**** Source material ****

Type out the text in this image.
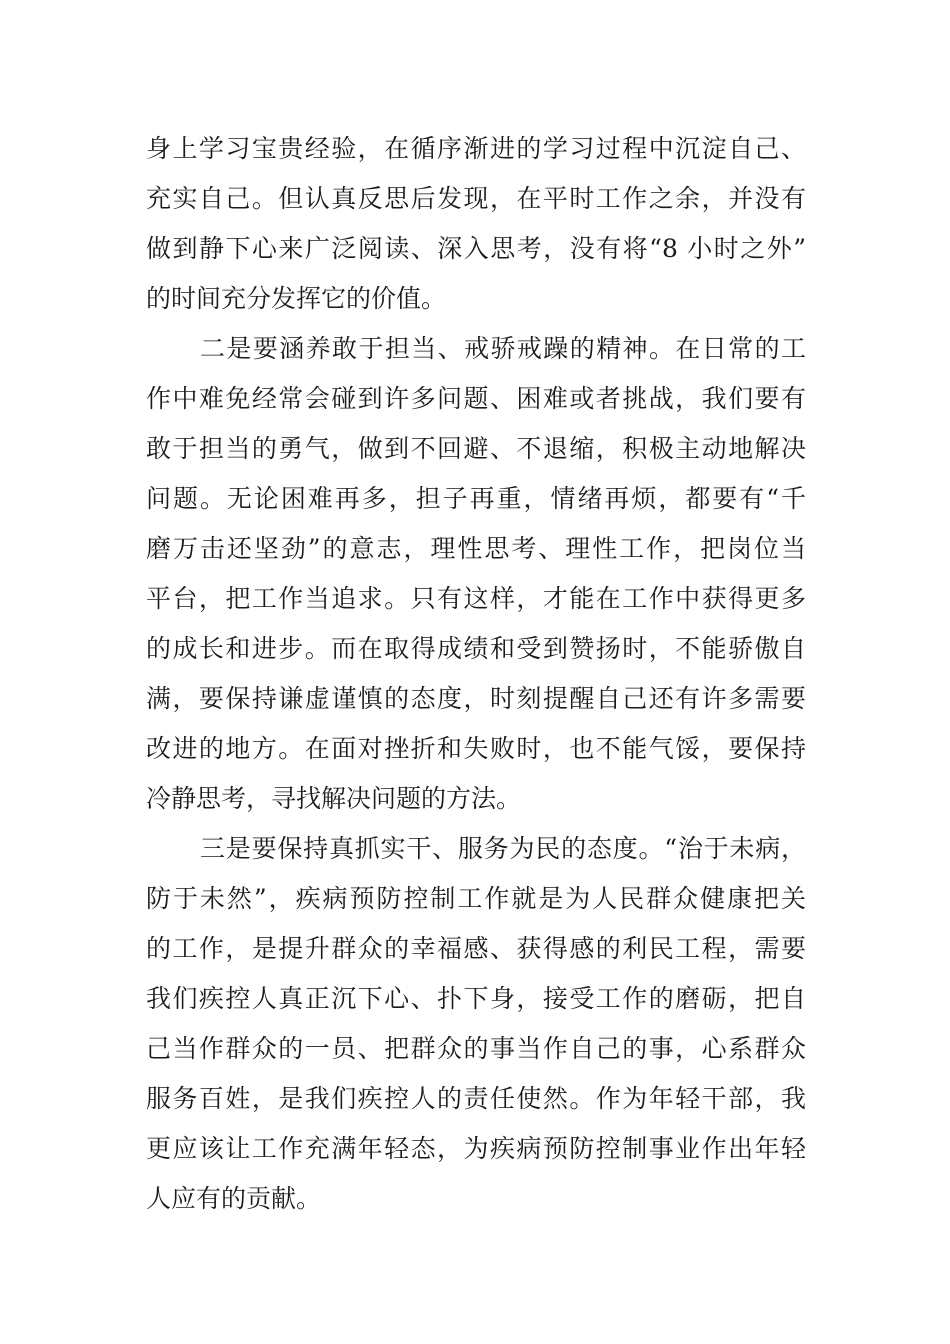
身上学习宝贵经验，在循序渐进的学习过程中沉淀自己、
充实自己。但认真反思后发现，在平时工作之余，并没有
做到静下心来广泛阅读、深入思考，没有将“8 小时之外”
的时间充分发挥它的价值。
二是要涵养敢于担当、戒骄戒躁的精神。在日常的工
作中难免经常会碰到许多问题、困难或者挑战，我们要有
敢于担当的勇气，做到不回避、不退缩，积极主动地解决
问题。无论困难再多，担子再重，情绪再烦，都要有“千
磨万击还坚劲”的意志，理性思考、理性工作，把岗位当
平台，把工作当追求。只有这样，才能在工作中获得更多
的成长和进步。而在取得成绩和受到赞扬时，不能骄傲自
满，要保持谦虚谨慎的态度，时刻提醒自己还有许多需要
改进的地方。在面对挫折和失败时，也不能气馁，要保持
冷静思考，寻找解决问题的方法。
三是要保持真抓实干、服务为民的态度。“治于未病，
防于未然”，疾病预防控制工作就是为人民群众健康把关
的工作，是提升群众的幸福感、获得感的利民工程，需要
我们疾控人真正沉下心、扑下身，接受工作的磨砺，把自
己当作群众的一员、把群众的事当作自己的事，心系群众
服务百姓，是我们疾控人的责任使然。作为年轻干部，我
更应该让工作充满年轻态，为疾病预防控制事业作出年轻
人应有的贡献。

****

Exercise description: Produce an exact copy of each line of data, skipping embedded images.

Exercise output:
Type out the text in this image.
身上学习宝贵经验，在循序渐进的学习过程中沉淀自己、
充实自己。但认真反思后发现，在平时工作之余，并没有
做到静下心来广泛阅读、深入思考，没有将“8 小时之外”
的时间充分发挥它的价值。
二是要涵养敢于担当、戒骄戒躁的精神。在日常的工
作中难免经常会碰到许多问题、困难或者挑战，我们要有
敢于担当的勇气，做到不回避、不退缩，积极主动地解决
问题。无论困难再多，担子再重，情绪再烦，都要有“千
磨万击还坚劲”的意志，理性思考、理性工作，把岗位当
平台，把工作当追求。只有这样，才能在工作中获得更多
的成长和进步。而在取得成绩和受到赞扬时，不能骄傲自
满，要保持谦虚谨慎的态度，时刻提醒自己还有许多需要
改进的地方。在面对挫折和失败时，也不能气馁，要保持
冷静思考，寻找解决问题的方法。
三是要保持真抓实干、服务为民的态度。“治于未病，
防于未然”，疾病预防控制工作就是为人民群众健康把关
的工作，是提升群众的幸福感、获得感的利民工程，需要
我们疾控人真正沉下心、扑下身，接受工作的磨砺，把自
己当作群众的一员、把群众的事当作自己的事，心系群众
服务百姓，是我们疾控人的责任使然。作为年轻干部，我
更应该让工作充满年轻态，为疾病预防控制事业作出年轻
人应有的贡献。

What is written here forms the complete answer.